**BRIEF A:**
In the court opinion, on what date were all charges against Guerrero dismissed?
**BRIEF B:**
In the court opinion, please write out the passage from "(Id. ¶ 22.) All" up to and including "(Dkt. No. 32.)", swapping "lawsuit" for "case".

==== DOCUMENT

Guerrero v. City Of New York et al
Filing
41
OPINION AND ORDER: re: 32 MOTION to Dismiss filed by James Roche, City Of New York, Chris Goubeaud, Edward McDonough, Andrew Freeman. For the foregoing reasons, Defendants' motion is GRANTED IN PART and DENIED IN PART. Defendants shall answer the remaining claims by June 13, 2017. The Clerk of Court is directed to close the motion at Docket Number 32. SO ORDERED. (Signed by Judge J. Paul Oetken on 5/23/2017) (ama)
UNITED STATES DISTRICT COURT
SOUTHERN DISTRICT OF NEW YORK
SANTOS GUERRERO,
Plaintiff,
16-CV-516 (JPO)
-vCITY OF NEW YORK, et al.,
OPINION AND ORDER
Defendants.
J. PAUL OETKEN, District Judge:
Santos Guerrero brings this action under 42 U.S.C. § 1983 against Defendants the City of
New York, Chris Goubeaud, James Roche, Andrew Freeman, Edward McDonough, and Does 110, alleging that he was falsely arrested in early 2014. (Dkt. No. 19 (“Compl.”).) Defendants
move to dismiss several of Guerrero’s claims. For the reasons that follow, the motion is granted
in part and denied in part.
I.
Background
The following facts are taken from the operative complaint and are presumed true for the
purposes of this motion.
On the night of March 31, 2014, Guerrero visited a friend at 350 East 143rd Street in the
Bronx, New York. (Compl. ¶ 12.) Guerrero was approached by Defendants Roche and
McDonough, who placed him in handcuffs, held him for ten to fifteen minutes, and released him.
(Id. ¶¶ 13-15.) Around 12:30 a.m. on April 1, 2014, as Guerrero was leaving the building, he
was approached by Defendants Roche, Goubeaud, and Freeman, who arrested him for
trespassing. (Id. ¶¶ 17-18.) Guerrero was transported in a police van to a police precinct where
he was held until his arraignment later that day. (Id. ¶¶ 19-20.) Guerrero alleges that Defendants
manufactured false evidence that was used against him in legal proceedings following his arrest.
(Id. ¶ 22.) All charges against Guerrero were dismissed on October 28, 2014. (Id. ¶ 23.)
1
Guerrero initiated this lawsuit on January 22, 2016, and filed the operative complaint on
August 15, 2016. (Dkt. No. 1; Compl.) He brings seven causes of action: false arrest, malicious
prosecution, violation of the right to a fair trial, malicious abuse of process, failure to intervene,
supervisory liability, and municipal liability. (Compl. ¶¶ 35-69.) Defendants move to dismiss in
part. (Dkt. No. 32.)
II.
Legal Standard
In considering a motion to dismiss for failure to state a claim, the Court accepts as true all
allegations in the complaint and draws all reasonable inferences in Plaintiff’s favor. Cleveland v.

========
==== SUPPLIED INFORMATION

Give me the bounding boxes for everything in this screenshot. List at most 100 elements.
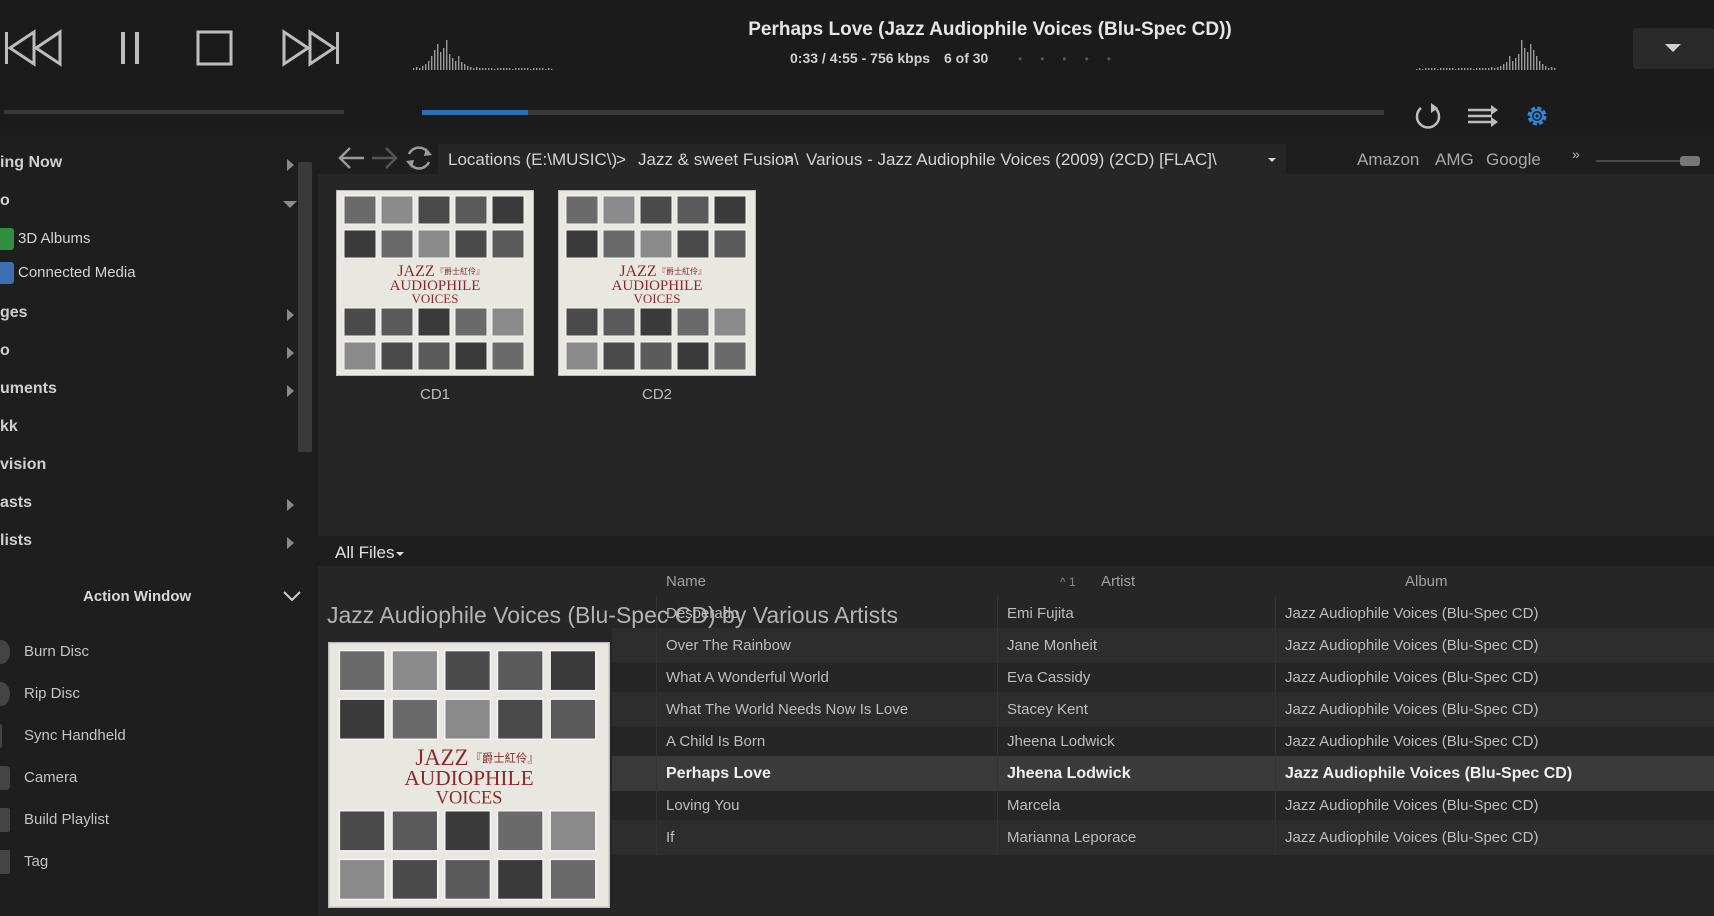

========

**FINAL RESULT A:**
October 28, 2014

**FINAL RESULT B:**
(Id. ¶ 22.) All charges against Guerrero were dismissed on October 28, 2014. (Id. ¶ 23.)
1
Guerrero initiated this case on January 22, 2016, and filed the operative complaint on
August 15, 2016. (Dkt. No. 1; Compl.) He brings seven causes of action: false arrest, malicious
prosecution, violation of the right to a fair trial, malicious abuse of process, failure to intervene,
supervisory liability, and municipal liability. (Compl. ¶¶ 35-69.) Defendants move to dismiss in
part. (Dkt. No. 32.)